• What you will do:
Check every line of the material below for the string "望庐山瀑布", and return the ones that have it.

## START Data provided

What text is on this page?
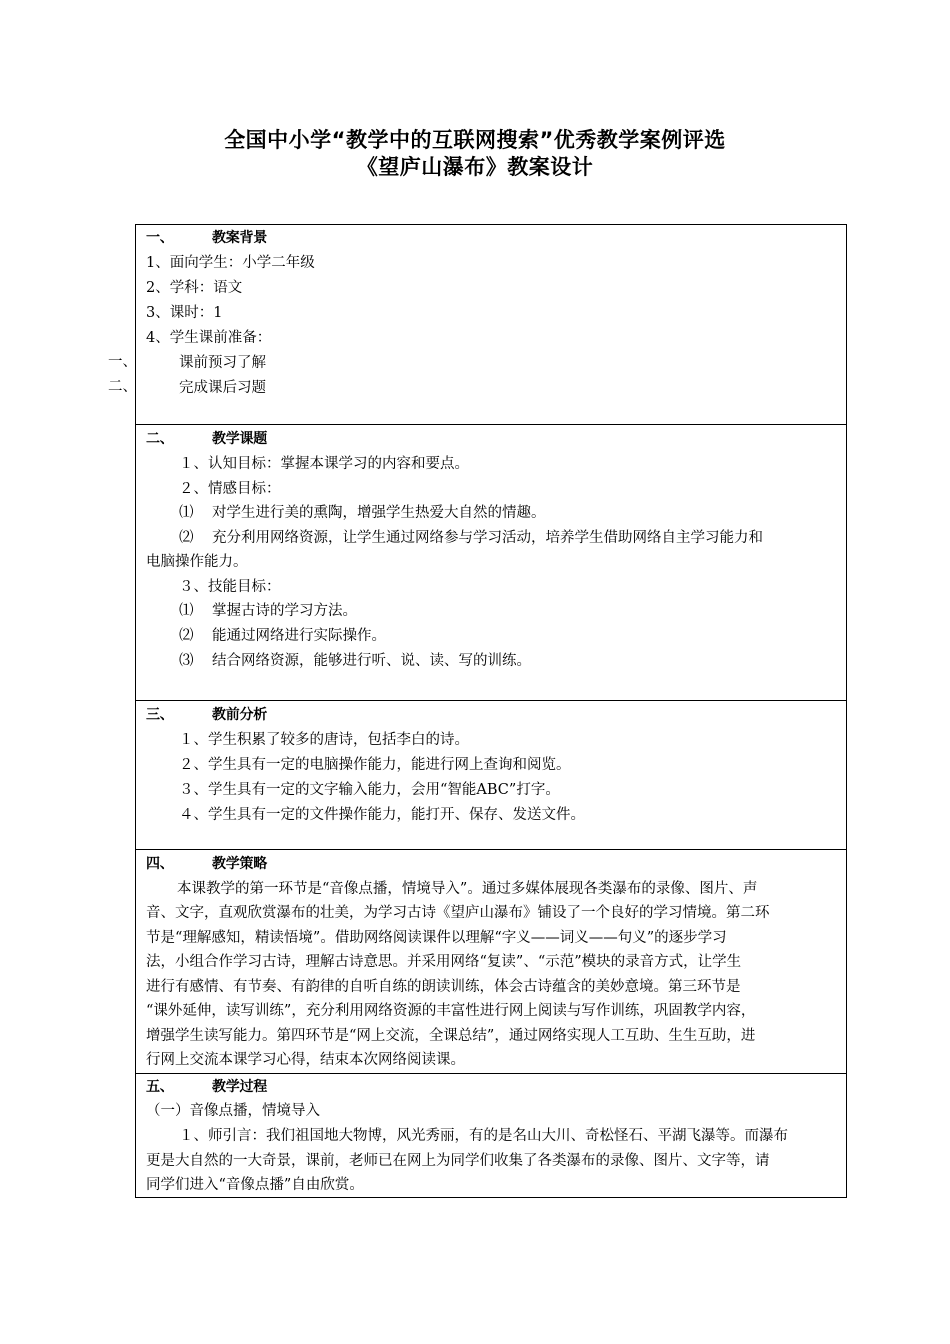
全国中小学“教学中的互联网搜索”优秀教学案例评选
《望庐山瀑布》教案设计
一、
二、
一、	教案背景
1、面向学生：小学二年级
2、学科：语文
3、课时：1
4、学生课前准备：
课前预习了解
完成课后习题
二、	教学课题
１、认知目标：掌握本课学习的内容和要点。
２、情感目标：
⑴ 对学生进行美的熏陶，增强学生热爱大自然的情趣。
⑵ 充分利用网络资源，让学生通过网络参与学习活动，培养学生借助网络自主学习能力和
电脑操作能力。
３、技能目标：
⑴ 掌握古诗的学习方法。
⑵ 能通过网络进行实际操作。
⑶ 结合网络资源，能够进行听、说、读、写的训练。
三、	教前分析
１、学生积累了较多的唐诗，包括李白的诗。
２、学生具有一定的电脑操作能力，能进行网上查询和阅览。
３、学生具有一定的文字输入能力，会用“智能ABC”打字。
４、学生具有一定的文件操作能力，能打开、保存、发送文件。
四、	教学策略
本课教学的第一环节是“音像点播，情境导入”。通过多媒体展现各类瀑布的录像、图片、声
音、文字，直观欣赏瀑布的壮美，为学习古诗《望庐山瀑布》铺设了一个良好的学习情境。第二环
节是“理解感知，精读悟境”。借助网络阅读课件以理解“字义——词义——句义”的逐步学习
法，小组合作学习古诗，理解古诗意思。并采用网络“复读”、“示范”模块的录音方式，让学生
进行有感情、有节奏、有韵律的自听自练的朗读训练，体会古诗蕴含的美妙意境。第三环节是
“课外延伸，读写训练”，充分利用网络资源的丰富性进行网上阅读与写作训练，巩固教学内容，
增强学生读写能力。第四环节是“网上交流，全课总结”，通过网络实现人工互助、生生互助，进
行网上交流本课学习心得，结束本次网络阅读课。
五、	教学过程
（一）音像点播，情境导入
１、师引言：我们祖国地大物博，风光秀丽，有的是名山大川、奇松怪石、平湖飞瀑等。而瀑布
更是大自然的一大奇景，课前，老师已在网上为同学们收集了各类瀑布的录像、图片、文字等，请
同学们进入“音像点播”自由欣赏。
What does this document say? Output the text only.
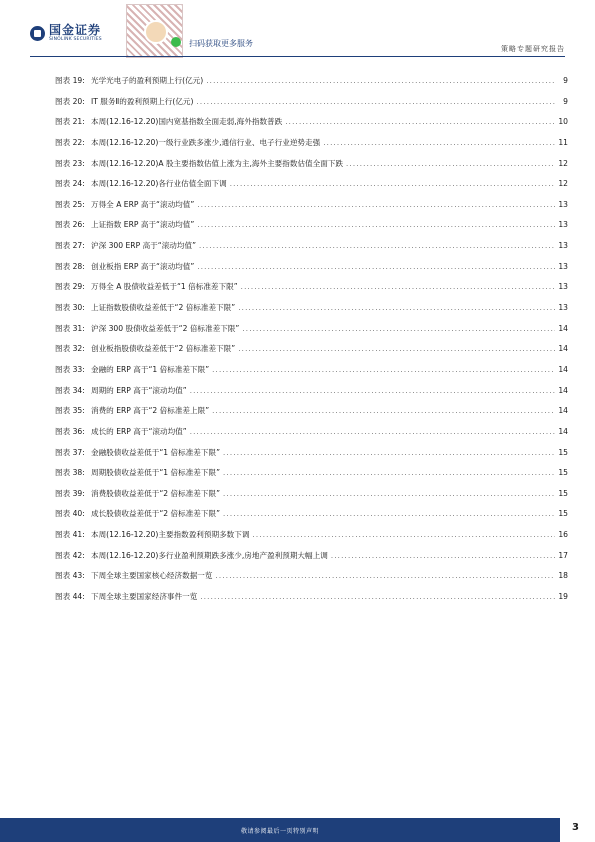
国金证券
SINOLINK SECURITIES	扫码获取更多服务
策略专题研究报告
图表 19: 光学光电子的盈利预期上行(亿元) .....	9
图表 20: IT 服务Ⅱ的盈利预期上行(亿元) .....	9
图表 21: 本周(12.16-12.20)国内宽基指数全面走弱,海外指数普跌 .....	10
图表 22: 本周(12.16-12.20)一级行业跌多涨少,通信行业、电子行业逆势走强 .....	11
图表 23: 本周(12.16-12.20)A 股主要指数估值上涨为主,海外主要指数估值全面下跌 .....	12
图表 24: 本周(12.16-12.20)各行业估值全面下调 .....	12
图表 25: 万得全 A ERP 高于“滚动均值” .....	13
图表 26: 上证指数 ERP 高于“滚动均值” .....	13
图表 27: 沪深 300 ERP 高于“滚动均值” .....	13
图表 28: 创业板指 ERP 高于“滚动均值” .....	13
图表 29: 万得全 A 股债收益差低于“1 倍标准差下限” .....	13
图表 30: 上证指数股债收益差低于“2 倍标准差下限” .....	13
图表 31: 沪深 300 股债收益差低于“2 倍标准差下限” .....	14
图表 32: 创业板指股债收益差低于“2 倍标准差下限” .....	14
图表 33: 金融的 ERP 高于“1 倍标准差下限” .....	14
图表 34: 周期的 ERP 高于“滚动均值” .....	14
图表 35: 消费的 ERP 高于“2 倍标准差上限” .....	14
图表 36: 成长的 ERP 高于“滚动均值” .....	14
图表 37: 金融股债收益差低于“1 倍标准差下限” .....	15
图表 38: 周期股债收益差低于“1 倍标准差下限” .....	15
图表 39: 消费股债收益差低于“2 倍标准差下限” .....	15
图表 40: 成长股债收益差低于“2 倍标准差下限” .....	15
图表 41: 本周(12.16-12.20)主要指数盈利预期多数下调 .....	16
图表 42: 本周(12.16-12.20)多行业盈利预期跌多涨少,房地产盈利预期大幅上调 .....	17
图表 43: 下周全球主要国家核心经济数据一览 .....	18
图表 44: 下周全球主要国家经济事件一览 .....	19
敬请参阅最后一页特别声明	3
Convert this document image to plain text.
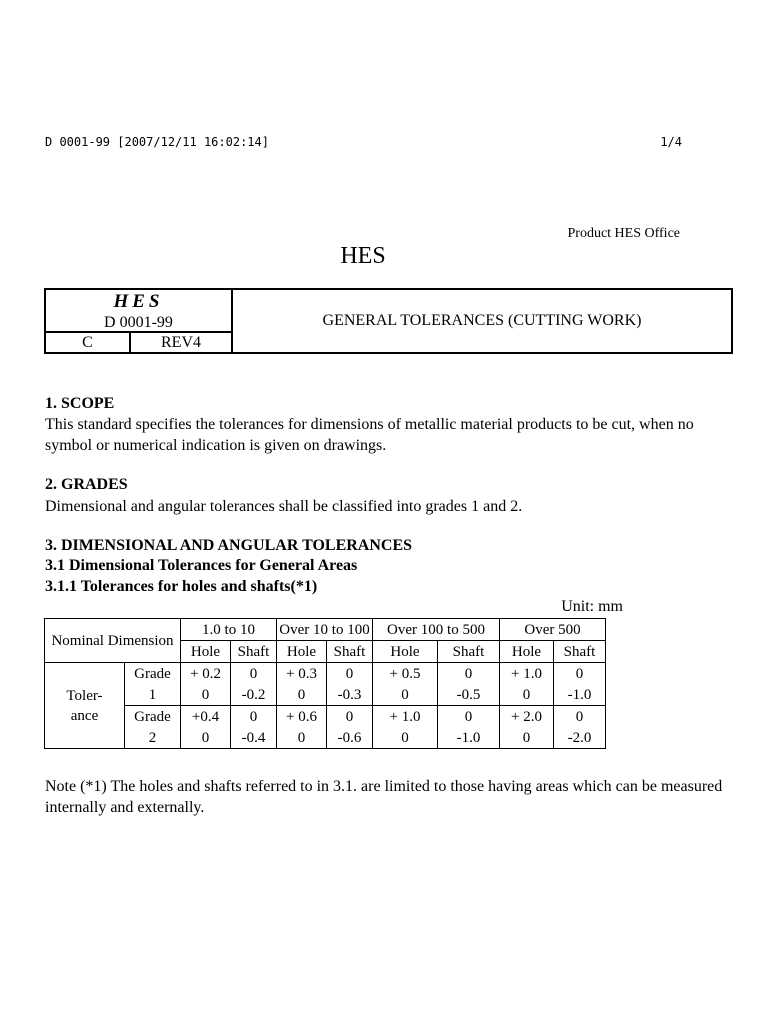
D 0001-99 [2007/12/11 16:02:14]	1/4
Product HES Office
HES
HES
D 0001-99
C	REV4
GENERAL TOLERANCES (CUTTING WORK)
1. SCOPE
This standard specifies the tolerances for dimensions of metallic material products to be cut, when no symbol or numerical indication is given on drawings.
2. GRADES
Dimensional and angular tolerances shall be classified into grades 1 and 2.
3. DIMENSIONAL AND ANGULAR TOLERANCES
3.1 Dimensional Tolerances for General Areas
3.1.1 Tolerances for holes and shafts(*1)
Unit: mm
Nominal Dimension		1.0 to 10		Over 10 to 100		Over 100 to 500		Over 500	
		Hole	Shaft	Hole	Shaft	Hole	Shaft	Hole	Shaft

Toler-
ance	Grade	+ 0.2	0	+ 0.3	0	+ 0.5	0	+ 1.0	0
	1	0	-0.2	0	-0.3	0	-0.5	0	-1.0
	Grade	+0.4	0	+ 0.6	0	+ 1.0	0	+ 2.0	0
	2	0	-0.4	0	-0.6	0	-1.0	0	-2.0
Note (*1) The holes and shafts referred to in 3.1. are limited to those having areas which can be measured internally and externally.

## END Data provided

• Result for this task:
《望庐山瀑布》教案设计
音、文字，直观欣赏瀑布的壮美，为学习古诗《望庐山瀑布》铺设了一个良好的学习情境。第二环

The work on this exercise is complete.